===== DATA =====

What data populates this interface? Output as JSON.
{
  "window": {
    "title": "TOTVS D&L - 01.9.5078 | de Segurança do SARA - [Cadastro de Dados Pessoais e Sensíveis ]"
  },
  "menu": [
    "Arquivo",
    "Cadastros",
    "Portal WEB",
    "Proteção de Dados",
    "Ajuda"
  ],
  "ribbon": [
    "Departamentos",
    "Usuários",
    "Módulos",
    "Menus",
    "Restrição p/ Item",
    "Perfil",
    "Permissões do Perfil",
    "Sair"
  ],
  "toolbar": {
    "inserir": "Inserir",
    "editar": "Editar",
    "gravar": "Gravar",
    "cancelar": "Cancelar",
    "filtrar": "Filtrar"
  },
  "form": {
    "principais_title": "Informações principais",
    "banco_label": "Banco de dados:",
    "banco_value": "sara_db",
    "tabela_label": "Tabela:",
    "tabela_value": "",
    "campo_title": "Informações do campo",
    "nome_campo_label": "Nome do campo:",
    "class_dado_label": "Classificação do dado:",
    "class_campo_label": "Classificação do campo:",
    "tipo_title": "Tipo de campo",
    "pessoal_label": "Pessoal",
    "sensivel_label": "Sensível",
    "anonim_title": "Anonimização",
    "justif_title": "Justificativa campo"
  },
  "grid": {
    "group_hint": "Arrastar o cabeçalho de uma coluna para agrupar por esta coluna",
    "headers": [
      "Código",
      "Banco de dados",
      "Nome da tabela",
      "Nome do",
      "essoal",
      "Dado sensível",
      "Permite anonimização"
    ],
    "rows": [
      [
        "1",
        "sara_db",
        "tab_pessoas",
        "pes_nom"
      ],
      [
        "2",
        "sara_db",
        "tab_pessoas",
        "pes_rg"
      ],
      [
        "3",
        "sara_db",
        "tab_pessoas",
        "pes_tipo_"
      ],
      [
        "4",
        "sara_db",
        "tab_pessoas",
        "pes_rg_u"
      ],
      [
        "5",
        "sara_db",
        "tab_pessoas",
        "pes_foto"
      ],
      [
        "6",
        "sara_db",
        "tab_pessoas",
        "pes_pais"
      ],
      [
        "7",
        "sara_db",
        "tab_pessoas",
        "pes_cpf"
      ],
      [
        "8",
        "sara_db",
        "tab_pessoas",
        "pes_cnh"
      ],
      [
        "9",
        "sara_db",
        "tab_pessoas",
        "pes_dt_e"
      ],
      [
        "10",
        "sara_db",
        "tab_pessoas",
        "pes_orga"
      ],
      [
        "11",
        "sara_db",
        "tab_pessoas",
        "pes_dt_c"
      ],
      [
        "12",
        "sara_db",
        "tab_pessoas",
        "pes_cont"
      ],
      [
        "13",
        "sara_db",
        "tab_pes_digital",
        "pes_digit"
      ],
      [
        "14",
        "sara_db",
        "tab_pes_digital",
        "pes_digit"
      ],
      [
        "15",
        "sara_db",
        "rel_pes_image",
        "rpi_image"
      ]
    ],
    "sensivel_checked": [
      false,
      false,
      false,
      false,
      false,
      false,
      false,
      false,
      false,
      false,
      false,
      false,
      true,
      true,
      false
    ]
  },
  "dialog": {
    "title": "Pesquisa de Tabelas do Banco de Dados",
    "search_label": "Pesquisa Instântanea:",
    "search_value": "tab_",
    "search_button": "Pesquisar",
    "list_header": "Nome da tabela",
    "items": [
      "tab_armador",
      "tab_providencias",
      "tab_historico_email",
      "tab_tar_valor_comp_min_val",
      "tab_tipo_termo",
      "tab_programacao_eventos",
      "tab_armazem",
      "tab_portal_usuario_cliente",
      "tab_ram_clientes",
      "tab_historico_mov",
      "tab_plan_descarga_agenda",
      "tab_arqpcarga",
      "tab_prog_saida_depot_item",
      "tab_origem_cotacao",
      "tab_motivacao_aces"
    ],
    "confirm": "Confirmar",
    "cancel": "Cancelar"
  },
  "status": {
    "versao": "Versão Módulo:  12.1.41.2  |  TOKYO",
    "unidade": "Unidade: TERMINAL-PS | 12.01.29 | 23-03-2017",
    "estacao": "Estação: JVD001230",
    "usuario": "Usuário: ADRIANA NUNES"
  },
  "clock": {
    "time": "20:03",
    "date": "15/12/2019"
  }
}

=====

WRITTEN PROBLEM » Reproduce the listing above word for word.

TASK RESULT »
What data populates this interface? Output as JSON.
{
  "window": {
    "title": "TOTVS D&L - 01.9.5078 | de Segurança do SARA - [Cadastro de Dados Pessoais e Sensíveis ]"
  },
  "menu": [
    "Arquivo",
    "Cadastros",
    "Portal WEB",
    "Proteção de Dados",
    "Ajuda"
  ],
  "ribbon": [
    "Departamentos",
    "Usuários",
    "Módulos",
    "Menus",
    "Restrição p/ Item",
    "Perfil",
    "Permissões do Perfil",
    "Sair"
  ],
  "toolbar": {
    "inserir": "Inserir",
    "editar": "Editar",
    "gravar": "Gravar",
    "cancelar": "Cancelar",
    "filtrar": "Filtrar"
  },
  "form": {
    "principais_title": "Informações principais",
    "banco_label": "Banco de dados:",
    "banco_value": "sara_db",
    "tabela_label": "Tabela:",
    "tabela_value": "",
    "campo_title": "Informações do campo",
    "nome_campo_label": "Nome do campo:",
    "class_dado_label": "Classificação do dado:",
    "class_campo_label": "Classificação do campo:",
    "tipo_title": "Tipo de campo",
    "pessoal_label": "Pessoal",
    "sensivel_label": "Sensível",
    "anonim_title": "Anonimização",
    "justif_title": "Justificativa campo"
  },
  "grid": {
    "group_hint": "Arrastar o cabeçalho de uma coluna para agrupar por esta coluna",
    "headers": [
      "Código",
      "Banco de dados",
      "Nome da tabela",
      "Nome do",
      "essoal",
      "Dado sensível",
      "Permite anonimização"
    ],
    "rows": [
      [
        "1",
        "sara_db",
        "tab_pessoas",
        "pes_nom"
      ],
      [
        "2",
        "sara_db",
        "tab_pessoas",
        "pes_rg"
      ],
      [
        "3",
        "sara_db",
        "tab_pessoas",
        "pes_tipo_"
      ],
      [
        "4",
        "sara_db",
        "tab_pessoas",
        "pes_rg_u"
      ],
      [
        "5",
        "sara_db",
        "tab_pessoas",
        "pes_foto"
      ],
      [
        "6",
        "sara_db",
        "tab_pessoas",
        "pes_pais"
      ],
      [
        "7",
        "sara_db",
        "tab_pessoas",
        "pes_cpf"
      ],
      [
        "8",
        "sara_db",
        "tab_pessoas",
        "pes_cnh"
      ],
      [
        "9",
        "sara_db",
        "tab_pessoas",
        "pes_dt_e"
      ],
      [
        "10",
        "sara_db",
        "tab_pessoas",
        "pes_orga"
      ],
      [
        "11",
        "sara_db",
        "tab_pessoas",
        "pes_dt_c"
      ],
      [
        "12",
        "sara_db",
        "tab_pessoas",
        "pes_cont"
      ],
      [
        "13",
        "sara_db",
        "tab_pes_digital",
        "pes_digit"
      ],
      [
        "14",
        "sara_db",
        "tab_pes_digital",
        "pes_digit"
      ],
      [
        "15",
        "sara_db",
        "rel_pes_image",
        "rpi_image"
      ]
    ],
    "sensivel_checked": [
      false,
      false,
      false,
      false,
      false,
      false,
      false,
      false,
      false,
      false,
      false,
      false,
      true,
      true,
      false
    ]
  },
  "dialog": {
    "title": "Pesquisa de Tabelas do Banco de Dados",
    "search_label": "Pesquisa Instântanea:",
    "search_value": "tab_",
    "search_button": "Pesquisar",
    "list_header": "Nome da tabela",
    "items": [
      "tab_armador",
      "tab_providencias",
      "tab_historico_email",
      "tab_tar_valor_comp_min_val",
      "tab_tipo_termo",
      "tab_programacao_eventos",
      "tab_armazem",
      "tab_portal_usuario_cliente",
      "tab_ram_clientes",
      "tab_historico_mov",
      "tab_plan_descarga_agenda",
      "tab_arqpcarga",
      "tab_prog_saida_depot_item",
      "tab_origem_cotacao",
      "tab_motivacao_aces"
    ],
    "confirm": "Confirmar",
    "cancel": "Cancelar"
  },
  "status": {
    "versao": "Versão Módulo:  12.1.41.2  |  TOKYO",
    "unidade": "Unidade: TERMINAL-PS | 12.01.29 | 23-03-2017",
    "estacao": "Estação: JVD001230",
    "usuario": "Usuário: ADRIANA NUNES"
  },
  "clock": {
    "time": "20:03",
    "date": "15/12/2019"
  }
}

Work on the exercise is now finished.